* **Record list**
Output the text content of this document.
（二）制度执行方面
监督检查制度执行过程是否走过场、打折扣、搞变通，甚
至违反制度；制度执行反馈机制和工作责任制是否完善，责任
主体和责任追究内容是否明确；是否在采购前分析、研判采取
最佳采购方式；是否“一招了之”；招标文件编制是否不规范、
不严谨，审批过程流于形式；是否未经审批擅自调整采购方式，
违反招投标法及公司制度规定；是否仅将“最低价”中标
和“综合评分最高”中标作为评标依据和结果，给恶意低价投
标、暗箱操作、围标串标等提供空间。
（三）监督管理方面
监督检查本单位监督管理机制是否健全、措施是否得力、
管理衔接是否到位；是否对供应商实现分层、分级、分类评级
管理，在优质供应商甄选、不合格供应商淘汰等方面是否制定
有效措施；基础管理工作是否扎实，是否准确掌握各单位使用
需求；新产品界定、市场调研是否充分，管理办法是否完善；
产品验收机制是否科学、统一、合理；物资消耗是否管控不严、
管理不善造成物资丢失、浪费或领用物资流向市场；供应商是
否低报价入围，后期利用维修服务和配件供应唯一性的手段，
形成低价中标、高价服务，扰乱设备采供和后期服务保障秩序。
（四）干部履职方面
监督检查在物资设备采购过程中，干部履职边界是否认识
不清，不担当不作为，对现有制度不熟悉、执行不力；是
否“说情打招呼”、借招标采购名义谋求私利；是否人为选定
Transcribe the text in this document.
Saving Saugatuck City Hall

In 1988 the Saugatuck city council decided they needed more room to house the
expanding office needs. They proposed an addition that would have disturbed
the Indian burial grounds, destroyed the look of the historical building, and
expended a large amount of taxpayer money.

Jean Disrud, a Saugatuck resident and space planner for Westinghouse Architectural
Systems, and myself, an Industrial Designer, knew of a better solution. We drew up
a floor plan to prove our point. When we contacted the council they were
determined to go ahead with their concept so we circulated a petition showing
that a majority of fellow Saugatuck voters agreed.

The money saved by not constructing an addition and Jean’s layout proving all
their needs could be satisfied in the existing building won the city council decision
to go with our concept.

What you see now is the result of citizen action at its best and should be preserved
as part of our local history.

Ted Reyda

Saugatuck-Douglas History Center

* **Work to do**
Pick out and copy the lines of the material that include the word "addition".

* **Exercise output**
expanding office needs. They proposed an addition that would have disturbed
The money saved by not constructing an addition and Jean’s layout proving all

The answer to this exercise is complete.